(Prompt) Repeat all the records exactly, omitting pictures.
┌─ Records shown
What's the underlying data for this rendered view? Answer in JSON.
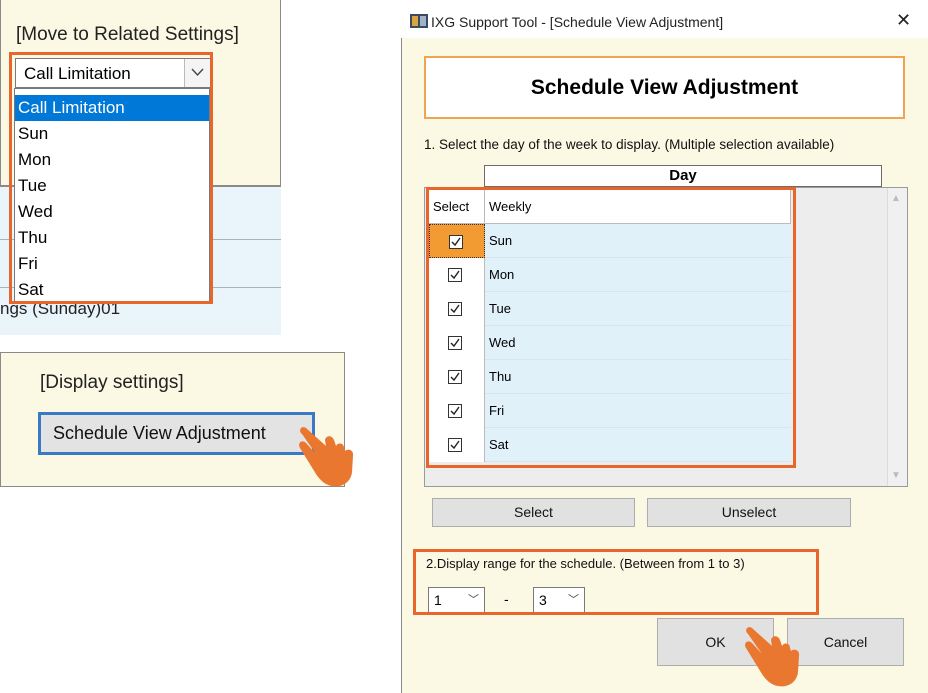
{
  "related_settings": {
    "title": "[Move to Related Settings]",
    "selected": "Call Limitation",
    "options": [
      "Call Limitation",
      "Sun",
      "Mon",
      "Tue",
      "Wed",
      "Thu",
      "Fri",
      "Sat"
    ],
    "behind_text": "ngs (Sunday)01"
  },
  "display_settings": {
    "title": "[Display settings]",
    "button_label": "Schedule View Adjustment"
  },
  "dialog": {
    "window_title": "IXG Support Tool - [Schedule View Adjustment]",
    "close_glyph": "✕",
    "header": "Schedule View Adjustment",
    "step1_label": "1. Select the day of the week to display. (Multiple selection available)",
    "day_header": "Day",
    "col_select": "Select",
    "col_weekly": "Weekly",
    "days": [
      {
        "label": "Sun",
        "checked": true
      },
      {
        "label": "Mon",
        "checked": true
      },
      {
        "label": "Tue",
        "checked": true
      },
      {
        "label": "Wed",
        "checked": true
      },
      {
        "label": "Thu",
        "checked": true
      },
      {
        "label": "Fri",
        "checked": true
      },
      {
        "label": "Sat",
        "checked": true
      }
    ],
    "select_button": "Select",
    "unselect_button": "Unselect",
    "step2_label": "2.Display range for the schedule. (Between from 1 to 3)",
    "range_from": "1",
    "range_separator": "-",
    "range_to": "3",
    "ok_button": "OK",
    "cancel_button": "Cancel"
  },
  "colors": {
    "highlight": "#e8652c",
    "panel_bg": "#fbf8e3",
    "selection_blue": "#0078d7",
    "hand": "#e9772f"
  },
  "icons": {
    "checkbox": "check-icon",
    "pointer": "hand-pointer-icon",
    "dropdown": "chevron-down-icon"
  }
}
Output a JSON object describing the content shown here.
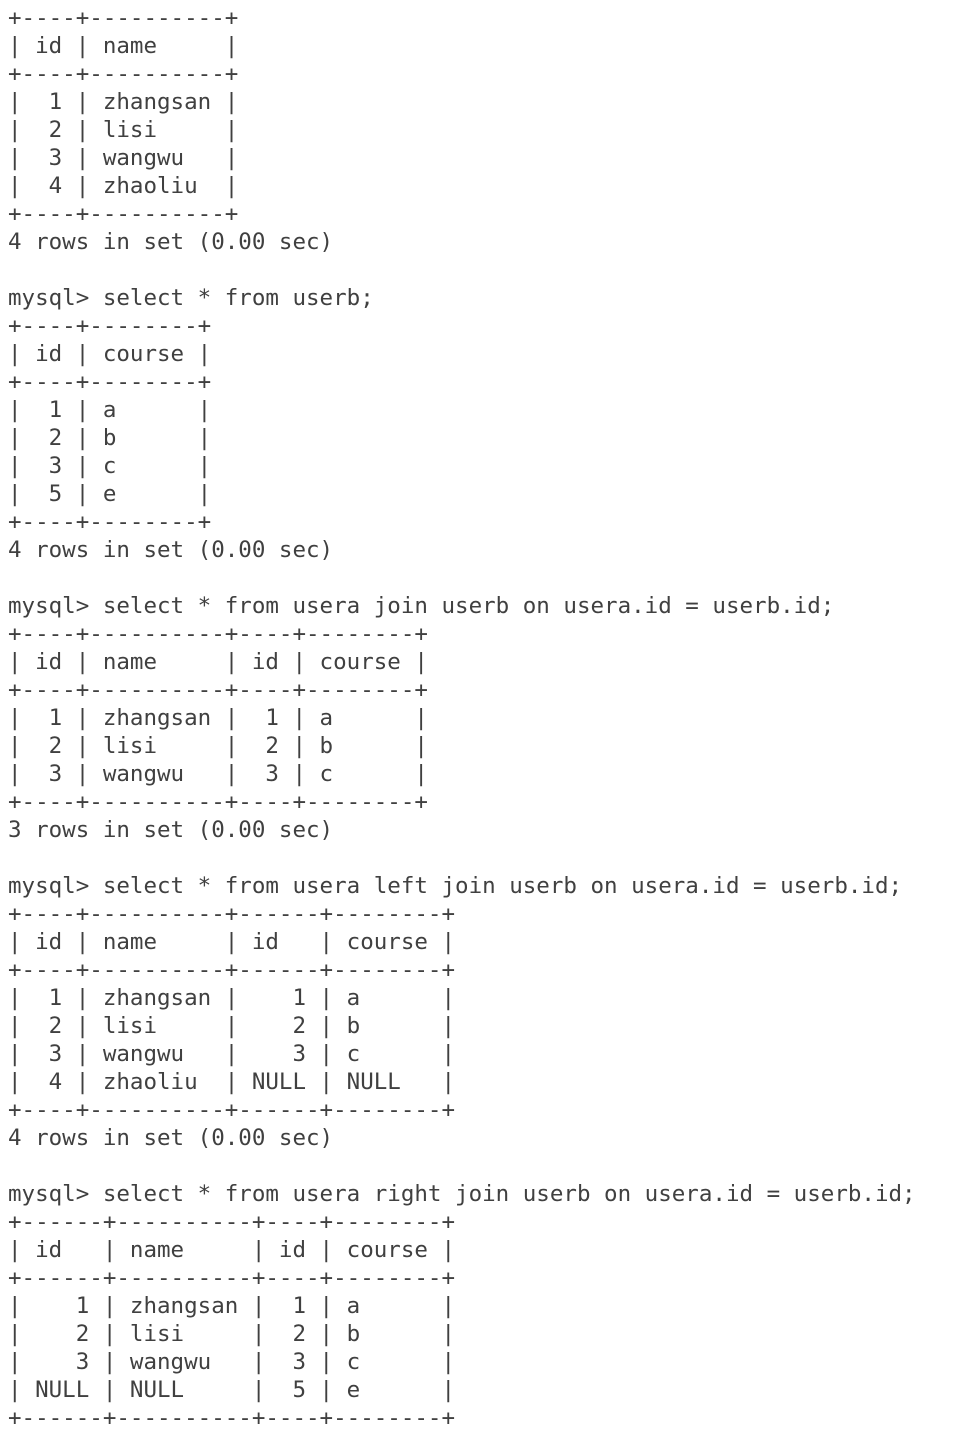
{
  "terminal": {
    "lines": [
      "+----+----------+",
      "| id | name     |",
      "+----+----------+",
      "|  1 | zhangsan |",
      "|  2 | lisi     |",
      "|  3 | wangwu   |",
      "|  4 | zhaoliu  |",
      "+----+----------+",
      "4 rows in set (0.00 sec)",
      "",
      "mysql> select * from userb;",
      "+----+--------+",
      "| id | course |",
      "+----+--------+",
      "|  1 | a      |",
      "|  2 | b      |",
      "|  3 | c      |",
      "|  5 | e      |",
      "+----+--------+",
      "4 rows in set (0.00 sec)",
      "",
      "mysql> select * from usera join userb on usera.id = userb.id;",
      "+----+----------+----+--------+",
      "| id | name     | id | course |",
      "+----+----------+----+--------+",
      "|  1 | zhangsan |  1 | a      |",
      "|  2 | lisi     |  2 | b      |",
      "|  3 | wangwu   |  3 | c      |",
      "+----+----------+----+--------+",
      "3 rows in set (0.00 sec)",
      "",
      "mysql> select * from usera left join userb on usera.id = userb.id;",
      "+----+----------+------+--------+",
      "| id | name     | id   | course |",
      "+----+----------+------+--------+",
      "|  1 | zhangsan |    1 | a      |",
      "|  2 | lisi     |    2 | b      |",
      "|  3 | wangwu   |    3 | c      |",
      "|  4 | zhaoliu  | NULL | NULL   |",
      "+----+----------+------+--------+",
      "4 rows in set (0.00 sec)",
      "",
      "mysql> select * from usera right join userb on usera.id = userb.id;",
      "+------+----------+----+--------+",
      "| id   | name     | id | course |",
      "+------+----------+----+--------+",
      "|    1 | zhangsan |  1 | a      |",
      "|    2 | lisi     |  2 | b      |",
      "|    3 | wangwu   |  3 | c      |",
      "| NULL | NULL     |  5 | e      |",
      "+------+----------+----+--------+"
    ]
  }
}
└─
(In response)
What's the underlying data for this rendered view? Answer in JSON.
{
  "related_settings": {
    "title": "[Move to Related Settings]",
    "selected": "Call Limitation",
    "options": [
      "Call Limitation",
      "Sun",
      "Mon",
      "Tue",
      "Wed",
      "Thu",
      "Fri",
      "Sat"
    ],
    "behind_text": "ngs (Sunday)01"
  },
  "display_settings": {
    "title": "[Display settings]",
    "button_label": "Schedule View Adjustment"
  },
  "dialog": {
    "window_title": "IXG Support Tool - [Schedule View Adjustment]",
    "close_glyph": "✕",
    "header": "Schedule View Adjustment",
    "step1_label": "1. Select the day of the week to display. (Multiple selection available)",
    "day_header": "Day",
    "col_select": "Select",
    "col_weekly": "Weekly",
    "days": [
      {
        "label": "Sun",
        "checked": true
      },
      {
        "label": "Mon",
        "checked": true
      },
      {
        "label": "Tue",
        "checked": true
      },
      {
        "label": "Wed",
        "checked": true
      },
      {
        "label": "Thu",
        "checked": true
      },
      {
        "label": "Fri",
        "checked": true
      },
      {
        "label": "Sat",
        "checked": true
      }
    ],
    "select_button": "Select",
    "unselect_button": "Unselect",
    "step2_label": "2.Display range for the schedule. (Between from 1 to 3)",
    "range_from": "1",
    "range_separator": "-",
    "range_to": "3",
    "ok_button": "OK",
    "cancel_button": "Cancel"
  },
  "colors": {
    "highlight": "#e8652c",
    "panel_bg": "#fbf8e3",
    "selection_blue": "#0078d7",
    "hand": "#e9772f"
  },
  "icons": {
    "checkbox": "check-icon",
    "pointer": "hand-pointer-icon",
    "dropdown": "chevron-down-icon"
  }
}
Output a JSON object describing the content shown here.
{
  "terminal": {
    "lines": [
      "+----+----------+",
      "| id | name     |",
      "+----+----------+",
      "|  1 | zhangsan |",
      "|  2 | lisi     |",
      "|  3 | wangwu   |",
      "|  4 | zhaoliu  |",
      "+----+----------+",
      "4 rows in set (0.00 sec)",
      "",
      "mysql> select * from userb;",
      "+----+--------+",
      "| id | course |",
      "+----+--------+",
      "|  1 | a      |",
      "|  2 | b      |",
      "|  3 | c      |",
      "|  5 | e      |",
      "+----+--------+",
      "4 rows in set (0.00 sec)",
      "",
      "mysql> select * from usera join userb on usera.id = userb.id;",
      "+----+----------+----+--------+",
      "| id | name     | id | course |",
      "+----+----------+----+--------+",
      "|  1 | zhangsan |  1 | a      |",
      "|  2 | lisi     |  2 | b      |",
      "|  3 | wangwu   |  3 | c      |",
      "+----+----------+----+--------+",
      "3 rows in set (0.00 sec)",
      "",
      "mysql> select * from usera left join userb on usera.id = userb.id;",
      "+----+----------+------+--------+",
      "| id | name     | id   | course |",
      "+----+----------+------+--------+",
      "|  1 | zhangsan |    1 | a      |",
      "|  2 | lisi     |    2 | b      |",
      "|  3 | wangwu   |    3 | c      |",
      "|  4 | zhaoliu  | NULL | NULL   |",
      "+----+----------+------+--------+",
      "4 rows in set (0.00 sec)",
      "",
      "mysql> select * from usera right join userb on usera.id = userb.id;",
      "+------+----------+----+--------+",
      "| id   | name     | id | course |",
      "+------+----------+----+--------+",
      "|    1 | zhangsan |  1 | a      |",
      "|    2 | lisi     |  2 | b      |",
      "|    3 | wangwu   |  3 | c      |",
      "| NULL | NULL     |  5 | e      |",
      "+------+----------+----+--------+"
    ]
  }
}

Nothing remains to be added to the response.